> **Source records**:
= = = = = = =

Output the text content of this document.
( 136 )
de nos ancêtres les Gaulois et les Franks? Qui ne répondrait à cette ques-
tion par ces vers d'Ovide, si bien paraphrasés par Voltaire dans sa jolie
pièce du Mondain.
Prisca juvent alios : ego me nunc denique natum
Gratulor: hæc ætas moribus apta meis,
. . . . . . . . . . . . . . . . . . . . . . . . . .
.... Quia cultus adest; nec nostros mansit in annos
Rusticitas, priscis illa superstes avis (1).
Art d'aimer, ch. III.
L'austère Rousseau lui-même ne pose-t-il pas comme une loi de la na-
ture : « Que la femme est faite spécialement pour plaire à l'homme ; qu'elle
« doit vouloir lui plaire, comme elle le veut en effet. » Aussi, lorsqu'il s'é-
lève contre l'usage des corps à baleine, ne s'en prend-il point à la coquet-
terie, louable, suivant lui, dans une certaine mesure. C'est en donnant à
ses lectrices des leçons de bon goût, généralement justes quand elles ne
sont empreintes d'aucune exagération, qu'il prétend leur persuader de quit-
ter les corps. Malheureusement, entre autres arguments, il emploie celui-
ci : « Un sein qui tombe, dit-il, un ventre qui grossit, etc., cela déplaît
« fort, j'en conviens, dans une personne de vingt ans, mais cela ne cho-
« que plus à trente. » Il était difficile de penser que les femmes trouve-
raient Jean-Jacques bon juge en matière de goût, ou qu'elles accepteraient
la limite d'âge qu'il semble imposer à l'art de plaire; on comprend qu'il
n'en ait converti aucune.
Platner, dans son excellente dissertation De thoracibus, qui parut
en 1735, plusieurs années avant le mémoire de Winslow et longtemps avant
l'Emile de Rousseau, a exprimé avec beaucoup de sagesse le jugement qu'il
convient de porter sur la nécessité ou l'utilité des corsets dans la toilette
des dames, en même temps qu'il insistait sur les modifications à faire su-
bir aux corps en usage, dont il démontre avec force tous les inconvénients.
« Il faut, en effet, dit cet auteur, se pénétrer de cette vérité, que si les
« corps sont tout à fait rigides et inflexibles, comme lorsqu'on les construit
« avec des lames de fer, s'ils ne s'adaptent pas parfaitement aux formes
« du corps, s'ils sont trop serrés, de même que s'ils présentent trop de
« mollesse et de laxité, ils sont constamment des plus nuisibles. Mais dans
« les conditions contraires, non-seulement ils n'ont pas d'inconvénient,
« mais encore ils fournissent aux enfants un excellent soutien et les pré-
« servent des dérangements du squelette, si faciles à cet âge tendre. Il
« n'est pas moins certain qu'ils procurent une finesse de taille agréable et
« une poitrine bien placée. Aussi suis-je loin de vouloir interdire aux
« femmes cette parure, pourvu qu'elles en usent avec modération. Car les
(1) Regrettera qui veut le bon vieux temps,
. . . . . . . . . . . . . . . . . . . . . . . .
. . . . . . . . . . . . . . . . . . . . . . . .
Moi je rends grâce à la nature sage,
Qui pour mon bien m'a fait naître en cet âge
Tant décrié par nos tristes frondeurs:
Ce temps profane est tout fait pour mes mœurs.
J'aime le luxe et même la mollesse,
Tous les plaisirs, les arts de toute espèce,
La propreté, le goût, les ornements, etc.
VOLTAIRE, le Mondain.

= = = = = = =

> **WHAT TO DO**: Extract each line of the material exactly as it stands.

> **EXERCISE RESULT**:
Output the text content of this document.
( 136 )
de nos ancêtres les Gaulois et les Franks? Qui ne répondrait à cette ques-
tion par ces vers d'Ovide, si bien paraphrasés par Voltaire dans sa jolie
pièce du Mondain.
Prisca juvent alios : ego me nunc denique natum
Gratulor: hæc ætas moribus apta meis,
. . . . . . . . . . . . . . . . . . . . . . . . . .
.... Quia cultus adest; nec nostros mansit in annos
Rusticitas, priscis illa superstes avis (1).
Art d'aimer, ch. III.
L'austère Rousseau lui-même ne pose-t-il pas comme une loi de la na-
ture : « Que la femme est faite spécialement pour plaire à l'homme ; qu'elle
« doit vouloir lui plaire, comme elle le veut en effet. » Aussi, lorsqu'il s'é-
lève contre l'usage des corps à baleine, ne s'en prend-il point à la coquet-
terie, louable, suivant lui, dans une certaine mesure. C'est en donnant à
ses lectrices des leçons de bon goût, généralement justes quand elles ne
sont empreintes d'aucune exagération, qu'il prétend leur persuader de quit-
ter les corps. Malheureusement, entre autres arguments, il emploie celui-
ci : « Un sein qui tombe, dit-il, un ventre qui grossit, etc., cela déplaît
« fort, j'en conviens, dans une personne de vingt ans, mais cela ne cho-
« que plus à trente. » Il était difficile de penser que les femmes trouve-
raient Jean-Jacques bon juge en matière de goût, ou qu'elles accepteraient
la limite d'âge qu'il semble imposer à l'art de plaire; on comprend qu'il
n'en ait converti aucune.
Platner, dans son excellente dissertation De thoracibus, qui parut
en 1735, plusieurs années avant le mémoire de Winslow et longtemps avant
l'Emile de Rousseau, a exprimé avec beaucoup de sagesse le jugement qu'il
convient de porter sur la nécessité ou l'utilité des corsets dans la toilette
des dames, en même temps qu'il insistait sur les modifications à faire su-
bir aux corps en usage, dont il démontre avec force tous les inconvénients.
« Il faut, en effet, dit cet auteur, se pénétrer de cette vérité, que si les
« corps sont tout à fait rigides et inflexibles, comme lorsqu'on les construit
« avec des lames de fer, s'ils ne s'adaptent pas parfaitement aux formes
« du corps, s'ils sont trop serrés, de même que s'ils présentent trop de
« mollesse et de laxité, ils sont constamment des plus nuisibles. Mais dans
« les conditions contraires, non-seulement ils n'ont pas d'inconvénient,
« mais encore ils fournissent aux enfants un excellent soutien et les pré-
« servent des dérangements du squelette, si faciles à cet âge tendre. Il
« n'est pas moins certain qu'ils procurent une finesse de taille agréable et
« une poitrine bien placée. Aussi suis-je loin de vouloir interdire aux
« femmes cette parure, pourvu qu'elles en usent avec modération. Car les
(1) Regrettera qui veut le bon vieux temps,
. . . . . . . . . . . . . . . . . . . . . . . .
. . . . . . . . . . . . . . . . . . . . . . . .
Moi je rends grâce à la nature sage,
Qui pour mon bien m'a fait naître en cet âge
Tant décrié par nos tristes frondeurs:
Ce temps profane est tout fait pour mes mœurs.
J'aime le luxe et même la mollesse,
Tous les plaisirs, les arts de toute espèce,
La propreté, le goût, les ornements, etc.
VOLTAIRE, le Mondain.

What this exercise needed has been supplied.